### Given task:
Check every line of the data below for the string "Triggers", and copy the ones that hold it.

### Records provided:

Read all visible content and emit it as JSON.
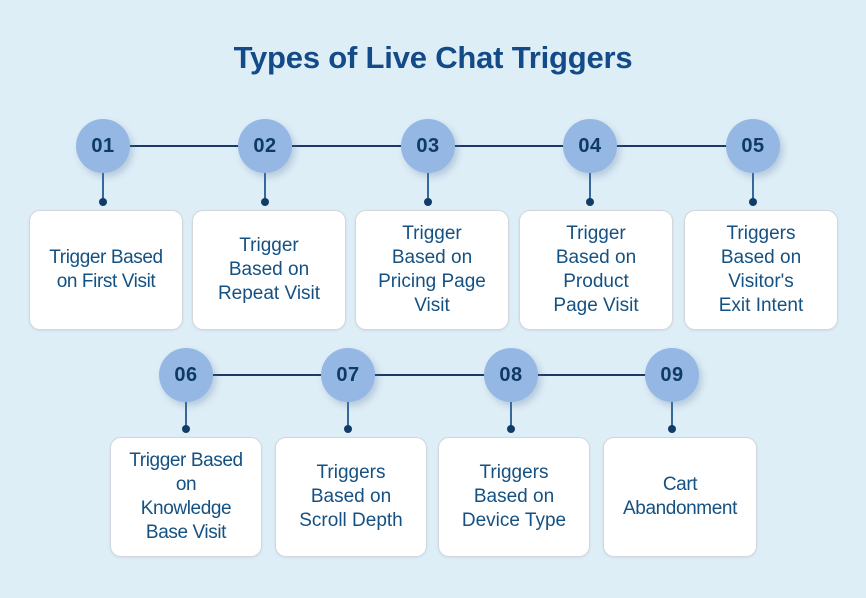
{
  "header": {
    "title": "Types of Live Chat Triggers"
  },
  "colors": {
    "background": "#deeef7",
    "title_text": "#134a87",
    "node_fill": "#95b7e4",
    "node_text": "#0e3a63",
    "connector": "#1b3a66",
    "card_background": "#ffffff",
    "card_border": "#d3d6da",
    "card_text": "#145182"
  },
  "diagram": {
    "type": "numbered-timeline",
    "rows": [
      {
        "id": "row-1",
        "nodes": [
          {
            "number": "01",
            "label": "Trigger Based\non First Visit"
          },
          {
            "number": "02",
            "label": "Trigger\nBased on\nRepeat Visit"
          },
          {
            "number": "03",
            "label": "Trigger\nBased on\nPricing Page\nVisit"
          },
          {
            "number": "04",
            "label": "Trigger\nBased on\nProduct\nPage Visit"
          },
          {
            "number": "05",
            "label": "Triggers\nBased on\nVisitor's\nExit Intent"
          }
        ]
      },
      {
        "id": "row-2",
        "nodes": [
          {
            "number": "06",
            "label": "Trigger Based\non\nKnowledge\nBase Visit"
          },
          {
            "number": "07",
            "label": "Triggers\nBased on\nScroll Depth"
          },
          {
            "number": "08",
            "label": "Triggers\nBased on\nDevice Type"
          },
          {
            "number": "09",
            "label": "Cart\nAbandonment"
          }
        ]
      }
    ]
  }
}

* * *

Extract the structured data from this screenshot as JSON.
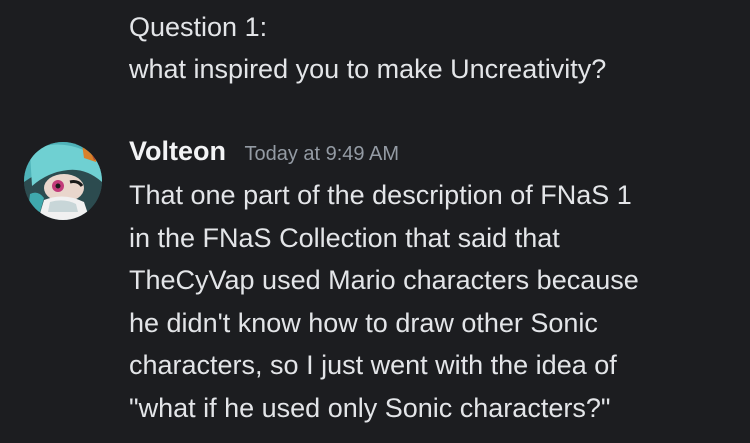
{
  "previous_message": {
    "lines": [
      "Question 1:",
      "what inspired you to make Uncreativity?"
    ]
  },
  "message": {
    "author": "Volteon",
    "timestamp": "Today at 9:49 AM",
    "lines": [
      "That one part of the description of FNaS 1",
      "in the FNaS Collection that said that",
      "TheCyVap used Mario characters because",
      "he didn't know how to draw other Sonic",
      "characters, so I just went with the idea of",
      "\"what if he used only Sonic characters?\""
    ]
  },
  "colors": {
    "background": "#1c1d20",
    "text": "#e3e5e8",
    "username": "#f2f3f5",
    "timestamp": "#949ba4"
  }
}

### Task answer:
    "title": "Types of Live Chat Triggers"
            "label": "Triggers\nBased on\nVisitor's\nExit Intent"
            "label": "Triggers\nBased on\nScroll Depth"
            "label": "Triggers\nBased on\nDevice Type"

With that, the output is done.